- _演習の課題_:
1 > 仕様書へのレビュー指摘の本文によると、fetch 成功と見なす HTTP ステータスの範囲を何と明記するよう求めていますか。
2 > 仕様書へのレビュー指摘の本文を、最後の文の後から続けて書き進めてください。

- _本文_:
In `@specs/source-intake-and-fetching.md`:
- Line 36: 文書内でモデル名が混在しているため一貫性を持たせてください:
「SourceSnapshot」と「SourceFetchSnapshot」がどちらを指すか不明な箇所(特に Line 35–36 と Data model
strategy
セクション)を確認し、正しいモデル名に統一して仕様書を修正してください。該当する箇所で使われている名称をすべて検索し、もし二つが別モデルであればそれぞれの定義(目的、フィールド、保存先)を明示し、誤記であればすべて「SourceFetchSnapshot」または正しい方の名称に置換して整合性を取ってください。
- Line 42: 仕様書内の「fetch 成功履歴」の判定が曖昧なので、「stale / missing のみ fetch
実行。」の節に具体定義を追記してください:成功は HTTP ステータス 200–299 のみと明記し(例: isFetchSuccess を満たす条件)、404
や 5xx をキャッシュした場合の再試行ポリシー(例:
キャッシュ済み404は再フェッチしない/5xxは短時間で再試行またはTTLを短縮)を明示し、コンテンツが存在するが空(空ボディやzero-length)の扱い(success
と見なすか、再フェッチ対象にするか)を定義して、これらのルールを「fetch 成功履歴」判定基準として仕様に追記してください。
- Line 13: The spec line "URL 正規化(tracking params 除去、hash 除去、host/protocol
小文字化)" lacks a concrete definition of which query parameters count as "tracking
params"; update the spec to list the exact removal rules by name (e.g.,
utm_source, utm_medium, utm_campaign, utm_term, utm_content, gclid, fbclid, _ga,
_gid, _gat, mc_cid, mc_eid, _openstat, etc.) and/or a pattern-based rule (e.g.,
remove keys matching /^utm_/i or known analytics keys), state whether matching
is case-insensitive, clarify that keys are removed entirely (key and value),
define behavior for repeated keys and ordering, and include a canonical set (or
allow configurable list) referenced in the "URL 正規化" section so implementations
(URL 正規化, tracking params 除去, hash 除去, host/protocol 小文字化) can apply the same
deterministic filter.

- _提供資料_:
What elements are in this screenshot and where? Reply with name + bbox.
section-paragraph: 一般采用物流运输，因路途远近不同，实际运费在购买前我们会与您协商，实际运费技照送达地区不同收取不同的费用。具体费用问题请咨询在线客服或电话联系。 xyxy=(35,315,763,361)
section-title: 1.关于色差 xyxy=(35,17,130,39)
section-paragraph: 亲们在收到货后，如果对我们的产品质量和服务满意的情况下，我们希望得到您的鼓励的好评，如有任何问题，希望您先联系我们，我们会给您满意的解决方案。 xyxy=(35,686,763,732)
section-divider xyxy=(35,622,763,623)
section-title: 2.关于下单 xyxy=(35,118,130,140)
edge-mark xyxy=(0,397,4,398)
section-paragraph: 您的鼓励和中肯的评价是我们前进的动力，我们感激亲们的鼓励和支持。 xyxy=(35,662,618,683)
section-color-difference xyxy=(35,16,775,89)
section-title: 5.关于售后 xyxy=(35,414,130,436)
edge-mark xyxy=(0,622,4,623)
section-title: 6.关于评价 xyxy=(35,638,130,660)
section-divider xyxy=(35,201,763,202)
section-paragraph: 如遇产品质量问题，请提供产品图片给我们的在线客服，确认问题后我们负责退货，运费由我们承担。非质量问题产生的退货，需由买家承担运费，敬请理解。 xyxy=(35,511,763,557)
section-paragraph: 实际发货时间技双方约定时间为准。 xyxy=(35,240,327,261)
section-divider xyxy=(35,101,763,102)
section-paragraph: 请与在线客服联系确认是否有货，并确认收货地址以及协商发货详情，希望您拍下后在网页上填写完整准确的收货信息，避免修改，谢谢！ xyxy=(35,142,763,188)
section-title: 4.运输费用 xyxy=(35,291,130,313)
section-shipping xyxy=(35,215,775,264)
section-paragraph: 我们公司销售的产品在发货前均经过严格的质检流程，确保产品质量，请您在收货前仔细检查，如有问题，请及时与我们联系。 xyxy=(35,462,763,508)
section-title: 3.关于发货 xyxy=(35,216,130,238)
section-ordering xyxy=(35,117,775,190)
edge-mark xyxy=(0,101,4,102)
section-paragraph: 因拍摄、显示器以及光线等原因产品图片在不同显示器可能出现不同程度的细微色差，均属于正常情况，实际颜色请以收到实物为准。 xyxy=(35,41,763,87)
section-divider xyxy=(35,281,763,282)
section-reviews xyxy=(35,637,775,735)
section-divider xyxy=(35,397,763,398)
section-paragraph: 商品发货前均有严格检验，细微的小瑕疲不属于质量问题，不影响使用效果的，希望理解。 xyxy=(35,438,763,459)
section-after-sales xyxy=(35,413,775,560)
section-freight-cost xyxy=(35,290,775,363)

- _演習の解答_:
1 > 200–299 のみ。

2 >
- Line 40: TRACEMAP_SOURCE_CACHE_TTL_DAYS
の取り扱いが未定義なので、仕様に「検証ルールとフォールバック」を追記してください:
値は整数で最小0(日数0はキャッシュ無効)かつ最大を例えば3650(日数上限=10年)に設定し、非数値・小数・負数・上限超過の場合はデフォルト定数(例
DEFAULT_TRACEMAP_SOURCE_CACHE_TTL_DAYS)を使用して警告ログを出す、と明記すること(設定読み取り箇所=環境変数パース/設定初期化ロジックにこのバリデーションを実装することを併記)。
- Around line 54-59: Security constraints に HTTP
リダイレクト先の検証ルールが欠けているため、仕様に「リダイレクト方針(追従の可否)」「リダイレクト先にも Security constraints
の同一検証を適用すること」「最大リダイレクト回数(例: 5 回)を明記」および DNS rebinding 対策を追加してください。具体的には Security
constraints セクションに「リダイレクトを追従する場合は各跳び先 URL について scheme と解決後の IP が block
list(localhost/private/link-local/metadata
等)に該当しないことを検証し、検証に失敗したら追従を中止する」「リダイレクトごとに DNS を再解決して得た IP
を再検査する」「最大リダイレクト回数を設定する(例: 5)」「可能ならホスト名と最終解決 IP の整合性チェックや公開 DNS
の使用要件を追加する」という文言を追記してください。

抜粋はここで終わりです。